- [Exercise material]
__________________________________________________
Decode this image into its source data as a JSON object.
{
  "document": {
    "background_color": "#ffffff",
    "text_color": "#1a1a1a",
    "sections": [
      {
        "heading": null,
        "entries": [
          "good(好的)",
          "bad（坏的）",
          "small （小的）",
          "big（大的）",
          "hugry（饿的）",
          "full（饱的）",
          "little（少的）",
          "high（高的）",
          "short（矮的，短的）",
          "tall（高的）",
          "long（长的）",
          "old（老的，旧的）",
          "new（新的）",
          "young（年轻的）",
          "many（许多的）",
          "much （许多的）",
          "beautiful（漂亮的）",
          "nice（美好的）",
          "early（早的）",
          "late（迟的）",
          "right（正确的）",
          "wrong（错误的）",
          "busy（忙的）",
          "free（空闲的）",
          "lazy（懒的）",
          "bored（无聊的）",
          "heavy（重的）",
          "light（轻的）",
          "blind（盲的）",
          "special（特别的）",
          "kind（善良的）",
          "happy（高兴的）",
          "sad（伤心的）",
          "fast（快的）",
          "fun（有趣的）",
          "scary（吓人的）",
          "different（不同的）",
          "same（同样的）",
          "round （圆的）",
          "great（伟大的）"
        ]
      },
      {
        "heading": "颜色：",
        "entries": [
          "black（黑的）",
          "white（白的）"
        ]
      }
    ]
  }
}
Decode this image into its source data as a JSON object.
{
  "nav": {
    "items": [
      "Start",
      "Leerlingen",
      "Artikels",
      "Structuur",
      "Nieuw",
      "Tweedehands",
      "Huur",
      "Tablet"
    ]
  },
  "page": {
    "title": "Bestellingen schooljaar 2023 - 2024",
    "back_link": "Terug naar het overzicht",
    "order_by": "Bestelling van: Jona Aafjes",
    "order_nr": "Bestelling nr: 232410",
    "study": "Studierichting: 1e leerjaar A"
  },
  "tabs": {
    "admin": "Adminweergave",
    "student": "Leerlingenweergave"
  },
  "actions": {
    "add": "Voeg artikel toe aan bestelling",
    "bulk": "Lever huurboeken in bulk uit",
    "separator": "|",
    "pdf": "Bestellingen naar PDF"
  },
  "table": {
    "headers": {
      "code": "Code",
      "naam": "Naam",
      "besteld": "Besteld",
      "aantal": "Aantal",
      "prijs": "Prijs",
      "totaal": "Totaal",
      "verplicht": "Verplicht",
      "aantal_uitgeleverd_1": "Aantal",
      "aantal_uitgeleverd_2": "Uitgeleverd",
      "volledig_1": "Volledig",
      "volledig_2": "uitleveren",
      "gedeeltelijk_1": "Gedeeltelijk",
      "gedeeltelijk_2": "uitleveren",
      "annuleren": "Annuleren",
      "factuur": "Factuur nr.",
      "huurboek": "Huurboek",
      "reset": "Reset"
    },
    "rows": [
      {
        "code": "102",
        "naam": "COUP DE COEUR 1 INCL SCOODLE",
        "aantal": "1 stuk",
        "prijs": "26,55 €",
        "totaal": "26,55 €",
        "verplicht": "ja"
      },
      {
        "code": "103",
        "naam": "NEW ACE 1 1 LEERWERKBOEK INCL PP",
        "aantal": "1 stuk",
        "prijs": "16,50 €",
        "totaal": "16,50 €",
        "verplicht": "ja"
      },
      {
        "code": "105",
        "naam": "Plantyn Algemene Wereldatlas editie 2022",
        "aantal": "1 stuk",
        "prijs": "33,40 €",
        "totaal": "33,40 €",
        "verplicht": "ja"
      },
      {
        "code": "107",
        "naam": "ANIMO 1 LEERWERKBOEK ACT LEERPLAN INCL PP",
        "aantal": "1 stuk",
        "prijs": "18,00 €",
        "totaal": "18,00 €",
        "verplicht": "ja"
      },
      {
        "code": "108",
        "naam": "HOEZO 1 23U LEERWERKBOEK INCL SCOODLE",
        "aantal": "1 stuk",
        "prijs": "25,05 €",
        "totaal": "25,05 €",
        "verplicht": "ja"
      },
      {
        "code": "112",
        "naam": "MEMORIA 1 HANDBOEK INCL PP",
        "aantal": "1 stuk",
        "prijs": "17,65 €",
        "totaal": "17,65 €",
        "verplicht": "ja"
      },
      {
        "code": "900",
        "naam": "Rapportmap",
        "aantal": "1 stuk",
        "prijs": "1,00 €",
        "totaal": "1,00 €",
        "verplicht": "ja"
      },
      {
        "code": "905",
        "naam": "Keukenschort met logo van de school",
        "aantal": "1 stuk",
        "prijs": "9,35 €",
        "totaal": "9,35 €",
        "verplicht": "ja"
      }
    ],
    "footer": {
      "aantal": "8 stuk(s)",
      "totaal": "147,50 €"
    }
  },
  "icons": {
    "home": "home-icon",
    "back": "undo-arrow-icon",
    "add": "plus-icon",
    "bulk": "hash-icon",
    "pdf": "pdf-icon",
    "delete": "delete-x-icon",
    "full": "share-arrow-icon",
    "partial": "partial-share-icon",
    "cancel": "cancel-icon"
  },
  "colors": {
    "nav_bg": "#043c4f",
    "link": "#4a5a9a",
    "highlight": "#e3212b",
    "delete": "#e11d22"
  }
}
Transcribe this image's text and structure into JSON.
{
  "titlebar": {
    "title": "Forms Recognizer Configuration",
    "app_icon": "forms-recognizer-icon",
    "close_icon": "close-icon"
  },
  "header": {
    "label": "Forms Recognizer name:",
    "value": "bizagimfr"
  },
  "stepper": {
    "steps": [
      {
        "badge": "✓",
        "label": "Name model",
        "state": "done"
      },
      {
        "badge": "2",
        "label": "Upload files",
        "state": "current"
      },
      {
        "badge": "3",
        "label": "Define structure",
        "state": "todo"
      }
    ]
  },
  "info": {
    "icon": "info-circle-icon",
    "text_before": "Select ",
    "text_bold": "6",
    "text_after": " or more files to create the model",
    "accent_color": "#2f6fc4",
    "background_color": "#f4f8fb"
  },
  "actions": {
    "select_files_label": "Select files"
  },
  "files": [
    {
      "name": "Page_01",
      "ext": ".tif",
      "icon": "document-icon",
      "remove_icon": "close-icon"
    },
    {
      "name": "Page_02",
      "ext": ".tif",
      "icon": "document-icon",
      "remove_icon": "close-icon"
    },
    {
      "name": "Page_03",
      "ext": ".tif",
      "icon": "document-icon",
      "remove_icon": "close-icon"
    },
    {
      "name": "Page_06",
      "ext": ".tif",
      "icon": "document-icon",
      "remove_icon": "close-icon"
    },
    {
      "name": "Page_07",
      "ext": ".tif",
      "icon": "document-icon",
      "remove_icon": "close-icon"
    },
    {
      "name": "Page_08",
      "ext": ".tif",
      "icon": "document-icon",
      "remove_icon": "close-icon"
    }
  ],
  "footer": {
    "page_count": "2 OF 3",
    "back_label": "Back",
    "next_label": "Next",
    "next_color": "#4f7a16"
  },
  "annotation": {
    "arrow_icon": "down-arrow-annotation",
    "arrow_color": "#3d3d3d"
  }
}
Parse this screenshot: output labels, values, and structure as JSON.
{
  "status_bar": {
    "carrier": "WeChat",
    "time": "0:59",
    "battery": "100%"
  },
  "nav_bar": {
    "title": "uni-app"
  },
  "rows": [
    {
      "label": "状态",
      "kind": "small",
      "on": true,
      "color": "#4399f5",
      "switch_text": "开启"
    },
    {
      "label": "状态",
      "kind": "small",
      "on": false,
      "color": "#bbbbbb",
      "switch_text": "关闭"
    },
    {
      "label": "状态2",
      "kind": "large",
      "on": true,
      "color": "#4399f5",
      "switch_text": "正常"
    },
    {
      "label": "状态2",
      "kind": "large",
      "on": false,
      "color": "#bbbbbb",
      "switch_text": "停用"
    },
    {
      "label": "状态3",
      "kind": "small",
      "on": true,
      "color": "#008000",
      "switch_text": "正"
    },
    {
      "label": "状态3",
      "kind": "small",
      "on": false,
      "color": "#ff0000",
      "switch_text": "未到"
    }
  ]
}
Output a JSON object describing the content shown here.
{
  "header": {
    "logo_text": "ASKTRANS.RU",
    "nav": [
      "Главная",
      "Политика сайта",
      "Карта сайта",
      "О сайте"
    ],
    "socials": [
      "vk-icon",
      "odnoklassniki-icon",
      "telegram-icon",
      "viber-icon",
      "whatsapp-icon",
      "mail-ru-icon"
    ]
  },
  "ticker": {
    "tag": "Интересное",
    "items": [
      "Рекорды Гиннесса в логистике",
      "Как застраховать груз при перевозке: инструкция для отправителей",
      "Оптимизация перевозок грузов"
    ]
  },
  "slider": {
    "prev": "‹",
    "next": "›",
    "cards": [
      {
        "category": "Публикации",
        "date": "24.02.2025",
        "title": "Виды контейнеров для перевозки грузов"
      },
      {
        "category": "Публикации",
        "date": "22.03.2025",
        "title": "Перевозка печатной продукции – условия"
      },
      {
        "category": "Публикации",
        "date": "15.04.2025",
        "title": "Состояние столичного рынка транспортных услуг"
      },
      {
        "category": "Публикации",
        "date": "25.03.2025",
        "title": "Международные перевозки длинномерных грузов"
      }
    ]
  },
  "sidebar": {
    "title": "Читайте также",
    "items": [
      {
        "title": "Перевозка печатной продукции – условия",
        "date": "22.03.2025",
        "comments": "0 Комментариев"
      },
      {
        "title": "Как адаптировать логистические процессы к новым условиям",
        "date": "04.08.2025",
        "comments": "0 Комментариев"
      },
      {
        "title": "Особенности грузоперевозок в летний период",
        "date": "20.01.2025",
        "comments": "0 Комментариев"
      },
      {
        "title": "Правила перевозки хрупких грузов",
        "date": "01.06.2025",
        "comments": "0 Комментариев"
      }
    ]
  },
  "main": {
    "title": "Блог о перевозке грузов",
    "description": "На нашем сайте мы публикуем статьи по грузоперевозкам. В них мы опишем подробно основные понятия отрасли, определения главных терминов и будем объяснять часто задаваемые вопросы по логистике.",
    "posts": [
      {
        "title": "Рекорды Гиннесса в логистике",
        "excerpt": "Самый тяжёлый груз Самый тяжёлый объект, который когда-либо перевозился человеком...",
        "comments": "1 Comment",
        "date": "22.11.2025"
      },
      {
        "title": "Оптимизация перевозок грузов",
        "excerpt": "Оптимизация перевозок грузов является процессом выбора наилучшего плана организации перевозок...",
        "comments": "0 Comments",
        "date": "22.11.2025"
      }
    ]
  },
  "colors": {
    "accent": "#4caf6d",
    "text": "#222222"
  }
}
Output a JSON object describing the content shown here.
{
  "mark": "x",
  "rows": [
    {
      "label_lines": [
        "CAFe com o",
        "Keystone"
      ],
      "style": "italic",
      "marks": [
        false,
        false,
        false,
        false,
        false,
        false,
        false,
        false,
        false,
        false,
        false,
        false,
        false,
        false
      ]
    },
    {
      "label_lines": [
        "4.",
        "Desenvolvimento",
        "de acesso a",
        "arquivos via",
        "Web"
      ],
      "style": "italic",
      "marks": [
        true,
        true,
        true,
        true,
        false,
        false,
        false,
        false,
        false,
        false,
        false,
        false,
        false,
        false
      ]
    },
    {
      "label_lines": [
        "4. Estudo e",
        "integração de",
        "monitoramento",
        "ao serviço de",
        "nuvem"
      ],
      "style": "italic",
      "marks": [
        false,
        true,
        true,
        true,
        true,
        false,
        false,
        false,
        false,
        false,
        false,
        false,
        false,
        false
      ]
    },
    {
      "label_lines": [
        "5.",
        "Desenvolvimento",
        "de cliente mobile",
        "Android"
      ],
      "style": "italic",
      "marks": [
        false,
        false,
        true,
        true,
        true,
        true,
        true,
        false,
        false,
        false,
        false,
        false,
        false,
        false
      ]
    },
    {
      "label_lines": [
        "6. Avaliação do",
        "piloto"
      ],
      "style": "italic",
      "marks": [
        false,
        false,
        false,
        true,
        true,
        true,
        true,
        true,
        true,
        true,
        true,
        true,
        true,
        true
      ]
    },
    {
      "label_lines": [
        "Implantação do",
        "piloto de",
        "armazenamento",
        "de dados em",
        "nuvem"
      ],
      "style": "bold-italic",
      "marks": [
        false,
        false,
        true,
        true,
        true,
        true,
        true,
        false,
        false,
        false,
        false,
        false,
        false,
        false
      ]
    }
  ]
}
__________________________________________________
- [Objective] Keep only the lines that hold the string "INCL", and copy them out.

- [Solved exercise]
        "naam": "COUP DE COEUR 1 INCL SCOODLE",
        "naam": "NEW ACE 1 1 LEERWERKBOEK INCL PP",
        "naam": "ANIMO 1 LEERWERKBOEK ACT LEERPLAN INCL PP",
        "naam": "HOEZO 1 23U LEERWERKBOEK INCL SCOODLE",
        "naam": "MEMORIA 1 HANDBOEK INCL PP",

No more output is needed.